- **TEXTO APRESENTADO**:
###

Crónica
Tougher Than the Rest (ou a extraordinária ignorância Americana)
Do isolamento social esperava muita coisa. Instabilidade emocional, falta de concentração, passar o dia inteiro de pijama. Mas nada disso tem acontecido. Até calças, de fato de treino reconheço, tenho vestido repleto de orgulho. Só não esperava as insónias que, aparte o agravamento do meu já de si caótico horário de sono, têm levado a debates interessantíssimos entre o teto do meu quarto e a minha almofada. Moderadas, claro está, pela cabeça entre os dois.
Ontem aceitei, como de costume, as sugestões musicais que o algoritmo Spotify me lançava. Acabei com Bruce Springsteen, reconvertido do digital para o analógico, a oscilar nas membranas dos meus auscultadores. E, de música em música, compreendi melhor a imagem que tinha visto horas antes e que demonstrava a densidade absurda de aviões que ainda sobrevoavam os Estados Unidos da América.

###

- **MATERIAL DE ORIGEM**:
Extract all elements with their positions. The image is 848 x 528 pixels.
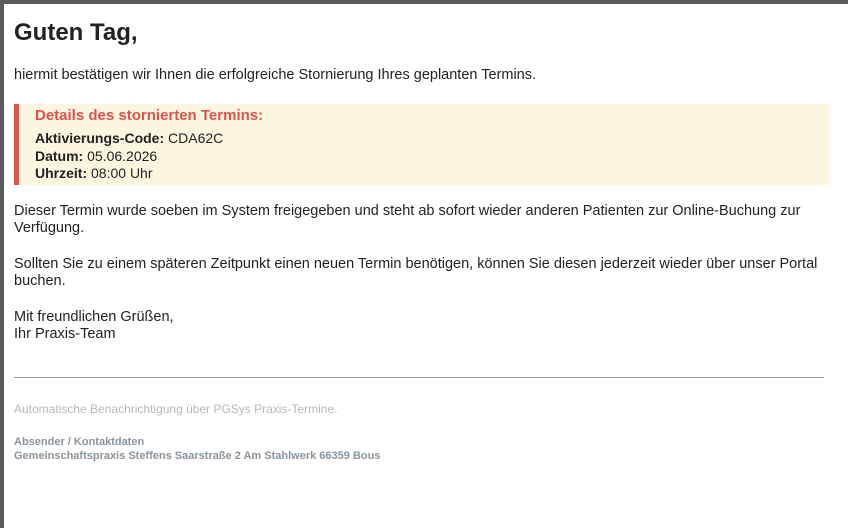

###

- **OBJETIVO**: De acordo com a crónica, que músico acabou por se ouvir nos auscultadores depois de aceites as sugestões do algoritmo do Spotify? O material provém de uma fonte distinta.

- **RESPOSTA COMPLETA**: Bruce Springsteen.